## Exercise goal
Show each line from the listing that includes the word "SIZE".

# # # #

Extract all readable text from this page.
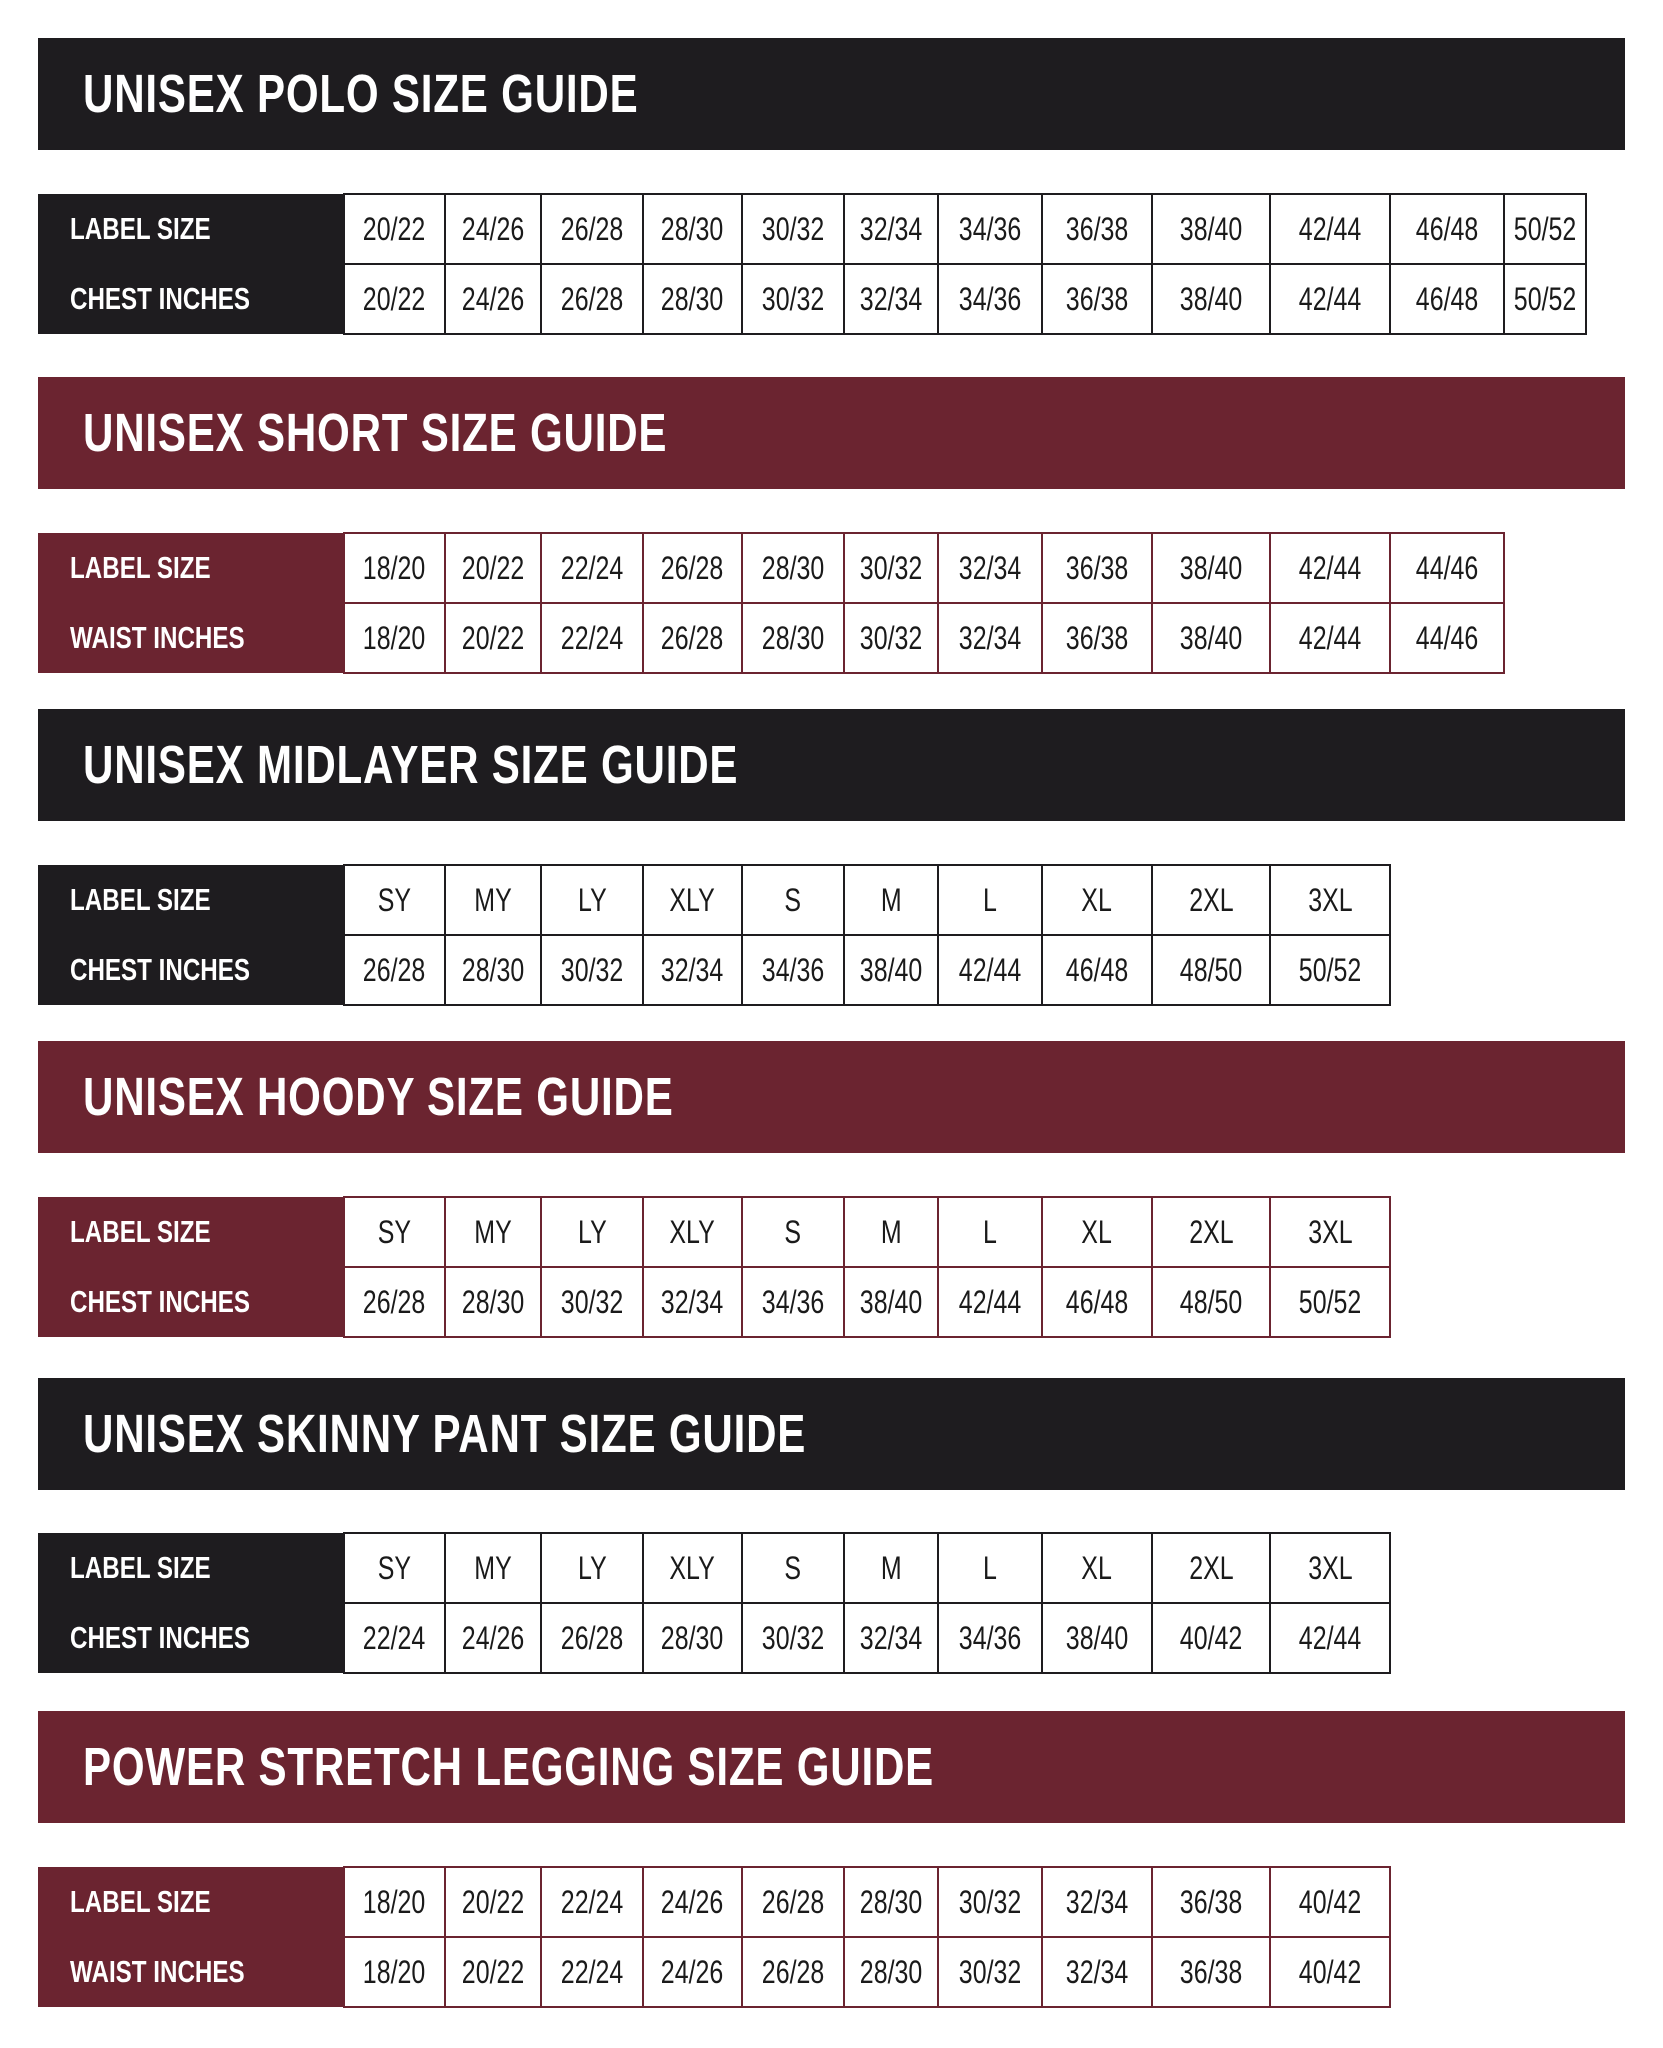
UNISEX POLO SIZE GUIDE
LABEL SIZE	20/22	24/26	26/28	28/30	30/32	32/34	34/36	36/38	38/40	42/44	46/48	50/52
CHEST INCHES	20/22	24/26	26/28	28/30	30/32	32/34	34/36	36/38	38/40	42/44	46/48	50/52
UNISEX SHORT SIZE GUIDE
LABEL SIZE	18/20	20/22	22/24	26/28	28/30	30/32	32/34	36/38	38/40	42/44	44/46
WAIST INCHES	18/20	20/22	22/24	26/28	28/30	30/32	32/34	36/38	38/40	42/44	44/46
UNISEX MIDLAYER SIZE GUIDE
LABEL SIZE	SY	MY	LY	XLY	S	M	L	XL	2XL	3XL
CHEST INCHES	26/28	28/30	30/32	32/34	34/36	38/40	42/44	46/48	48/50	50/52
UNISEX HOODY SIZE GUIDE
LABEL SIZE	SY	MY	LY	XLY	S	M	L	XL	2XL	3XL
CHEST INCHES	26/28	28/30	30/32	32/34	34/36	38/40	42/44	46/48	48/50	50/52
UNISEX SKINNY PANT SIZE GUIDE
LABEL SIZE	SY	MY	LY	XLY	S	M	L	XL	2XL	3XL
CHEST INCHES	22/24	24/26	26/28	28/30	30/32	32/34	34/36	38/40	40/42	42/44
POWER STRETCH LEGGING SIZE GUIDE
LABEL SIZE	18/20	20/22	22/24	24/26	26/28	28/30	30/32	32/34	36/38	40/42
WAIST INCHES	18/20	20/22	22/24	24/26	26/28	28/30	30/32	32/34	36/38	40/42
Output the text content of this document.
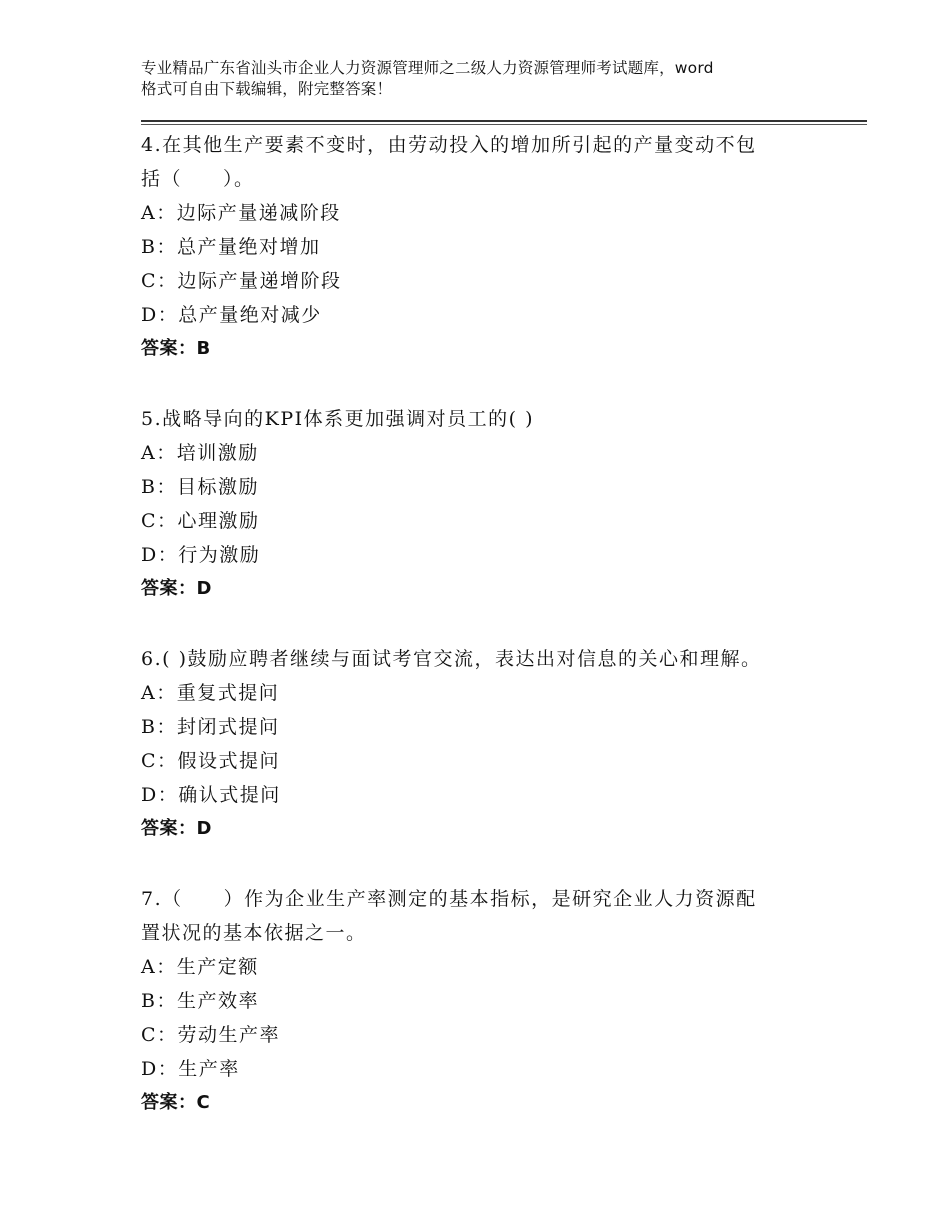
专业精品广东省汕头市企业人力资源管理师之二级人力资源管理师考试题库，word
格式可自由下载编辑，附完整答案！
4.在其他生产要素不变时，由劳动投入的增加所引起的产量变动不包
括（　　）。
A：边际产量递减阶段
B：总产量绝对增加
C：边际产量递增阶段
D：总产量绝对减少
答案：B
5.战略导向的KPI体系更加强调对员工的( )
A：培训激励
B：目标激励
C：心理激励
D：行为激励
答案：D
6.( )鼓励应聘者继续与面试考官交流，表达出对信息的关心和理解。
A：重复式提问
B：封闭式提问
C：假设式提问
D：确认式提问
答案：D
7.（　　）作为企业生产率测定的基本指标，是研究企业人力资源配
置状况的基本依据之一。
A：生产定额
B：生产效率
C：劳动生产率
D：生产率
答案：C
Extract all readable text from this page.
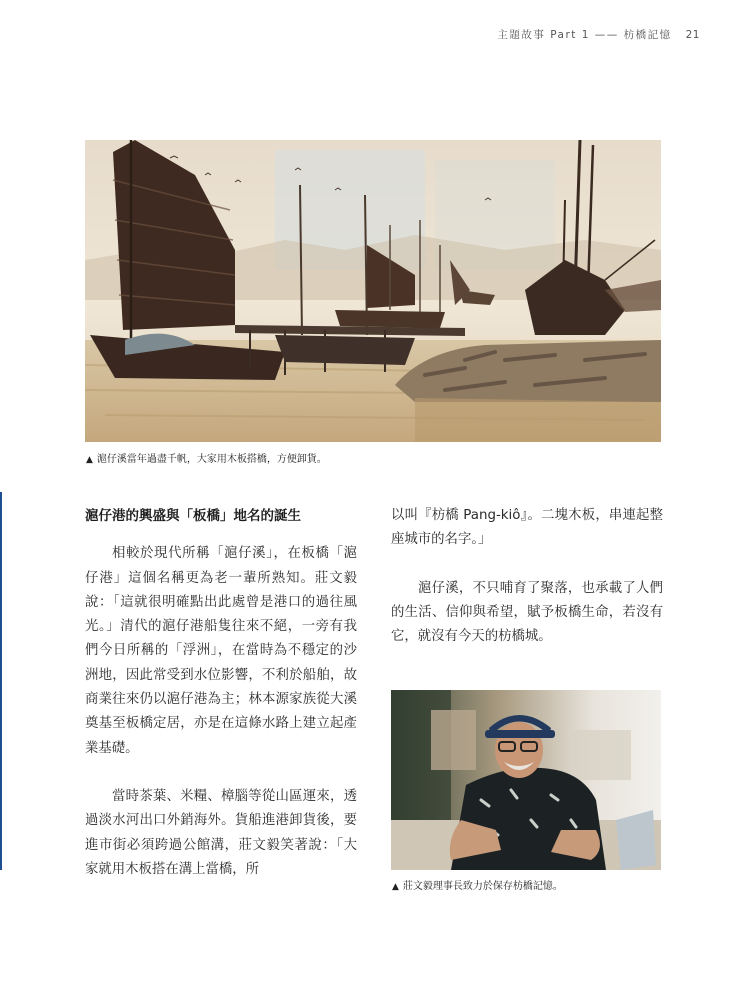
主題故事 Part 1 —— 枋橋記憶 21
▲ 滬仔溪當年過盡千帆，大家用木板搭橋，方便卸貨。

滬仔港的興盛與「板橋」地名的誕生

相較於現代所稱「滬仔溪」，在板橋「滬仔港」這個名稱更為老一輩所熟知。莊文毅說：「這就很明確點出此處曾是港口的過往風光。」清代的滬仔港船隻往來不絕，一旁有我們今日所稱的「浮洲」，在當時為不穩定的沙洲地，因此常受到水位影響，不利於船舶，故商業往來仍以滬仔港為主；林本源家族從大溪奠基至板橋定居，亦是在這條水路上建立起產業基礎。

當時茶葉、米糧、樟腦等從山區運來，透過淡水河出口外銷海外。貨船進港卸貨後，要進市街必須跨過公館溝，莊文毅笑著說：「大家就用木板搭在溝上當橋，所

以叫『枋橋 Pang-kiô』。二塊木板，串連起整座城市的名字。」

滬仔溪，不只哺育了聚落，也承載了人們的生活、信仰與希望，賦予板橋生命，若沒有它，就沒有今天的枋橋城。

▲ 莊文毅理事長致力於保存枋橋記憶。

# # # #

## Solution for this task
UNISEX POLO SIZE GUIDE
LABEL SIZE	20/22	24/26	26/28	28/30	30/32	32/34	34/36	36/38	38/40	42/44	46/48	50/52
UNISEX SHORT SIZE GUIDE
LABEL SIZE	18/20	20/22	22/24	26/28	28/30	30/32	32/34	36/38	38/40	42/44	44/46
UNISEX MIDLAYER SIZE GUIDE
LABEL SIZE	SY	MY	LY	XLY	S	M	L	XL	2XL	3XL
UNISEX HOODY SIZE GUIDE
LABEL SIZE	SY	MY	LY	XLY	S	M	L	XL	2XL	3XL
UNISEX SKINNY PANT SIZE GUIDE
LABEL SIZE	SY	MY	LY	XLY	S	M	L	XL	2XL	3XL
POWER STRETCH LEGGING SIZE GUIDE
LABEL SIZE	18/20	20/22	22/24	24/26	26/28	28/30	30/32	32/34	36/38	40/42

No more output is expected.